Exactly as written, please set down all of the entries again, with no pictures.

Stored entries

+ + + + +

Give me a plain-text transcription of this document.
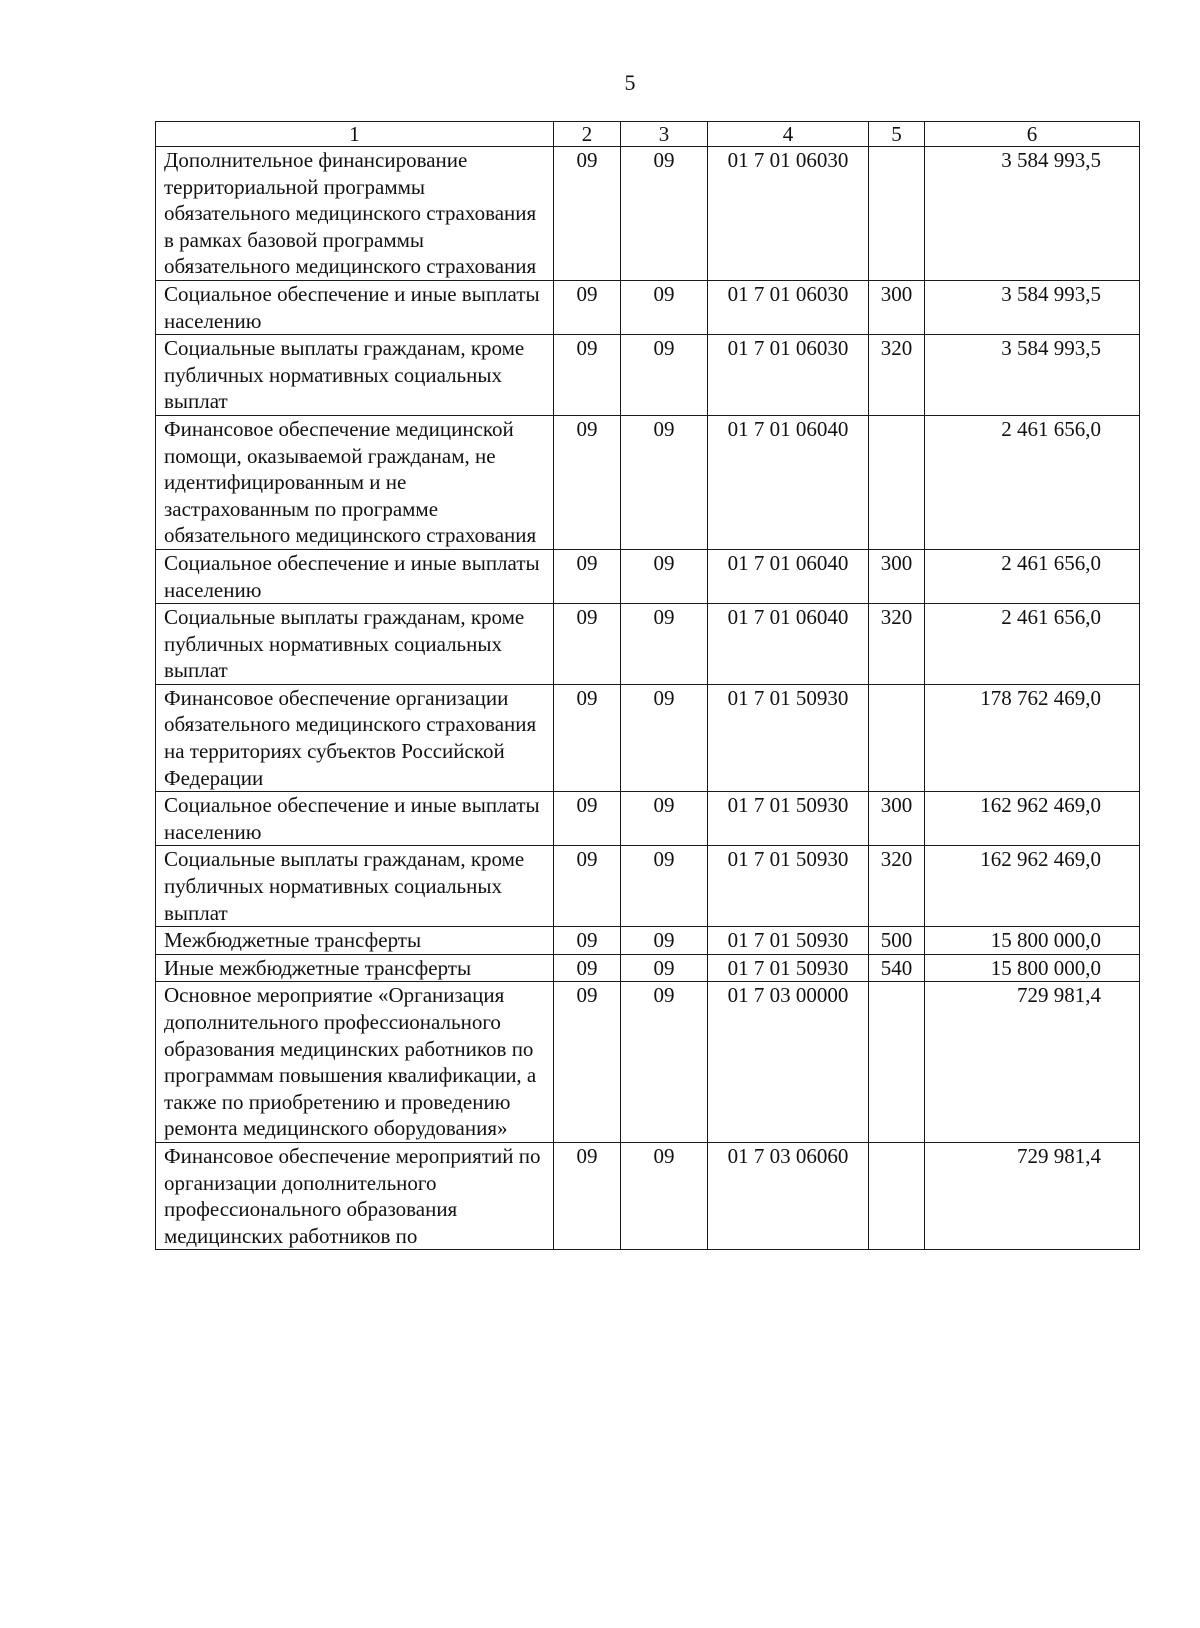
5
1	2	3	4	5	6
Дополнительное финансирование территориальной программы обязательного медицинского страхования в рамках базовой программы обязательного медицинского страхования	09	09	01 7 01 06030		3 584 993,5
Социальное обеспечение и иные выплаты населению	09	09	01 7 01 06030	300	3 584 993,5
Социальные выплаты гражданам, кроме публичных нормативных социальных выплат	09	09	01 7 01 06030	320	3 584 993,5
Финансовое обеспечение медицинской помощи, оказываемой гражданам, не идентифицированным и не застрахованным по программе обязательного медицинского страхования	09	09	01 7 01 06040		2 461 656,0
Социальное обеспечение и иные выплаты населению	09	09	01 7 01 06040	300	2 461 656,0
Социальные выплаты гражданам, кроме публичных нормативных социальных выплат	09	09	01 7 01 06040	320	2 461 656,0
Финансовое обеспечение организации обязательного медицинского страхования на территориях субъектов Российской Федерации	09	09	01 7 01 50930		178 762 469,0
Социальное обеспечение и иные выплаты населению	09	09	01 7 01 50930	300	162 962 469,0
Социальные выплаты гражданам, кроме публичных нормативных социальных выплат	09	09	01 7 01 50930	320	162 962 469,0
Межбюджетные трансферты	09	09	01 7 01 50930	500	15 800 000,0
Иные межбюджетные трансферты	09	09	01 7 01 50930	540	15 800 000,0
Основное мероприятие «Организация дополнительного профессионального образования медицинских работников по программам повышения квалификации, а также по приобретению и проведению ремонта медицинского оборудования»	09	09	01 7 03 00000		729 981,4
Финансовое обеспечение мероприятий по организации дополнительного профессионального образования медицинских работников по	09	09	01 7 03 06060		729 981,4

+ + + + +

### Output for this task
Give me a plain-text transcription of this document.
5
1	2	3	4	5	6
Дополнительное финансирование территориальной программы обязательного медицинского страхования в рамках базовой программы обязательного медицинского страхования	09	09	01 7 01 06030		3 584 993,5
Социальное обеспечение и иные выплаты населению	09	09	01 7 01 06030	300	3 584 993,5
Социальные выплаты гражданам, кроме публичных нормативных социальных выплат	09	09	01 7 01 06030	320	3 584 993,5
Финансовое обеспечение медицинской помощи, оказываемой гражданам, не идентифицированным и не застрахованным по программе обязательного медицинского страхования	09	09	01 7 01 06040		2 461 656,0
Социальное обеспечение и иные выплаты населению	09	09	01 7 01 06040	300	2 461 656,0
Социальные выплаты гражданам, кроме публичных нормативных социальных выплат	09	09	01 7 01 06040	320	2 461 656,0
Финансовое обеспечение организации обязательного медицинского страхования на территориях субъектов Российской Федерации	09	09	01 7 01 50930		178 762 469,0
Социальное обеспечение и иные выплаты населению	09	09	01 7 01 50930	300	162 962 469,0
Социальные выплаты гражданам, кроме публичных нормативных социальных выплат	09	09	01 7 01 50930	320	162 962 469,0
Межбюджетные трансферты	09	09	01 7 01 50930	500	15 800 000,0
Иные межбюджетные трансферты	09	09	01 7 01 50930	540	15 800 000,0
Основное мероприятие «Организация дополнительного профессионального образования медицинских работников по программам повышения квалификации, а также по приобретению и проведению ремонта медицинского оборудования»	09	09	01 7 03 00000		729 981,4
Финансовое обеспечение мероприятий по организации дополнительного профессионального образования медицинских работников по	09	09	01 7 03 06060		729 981,4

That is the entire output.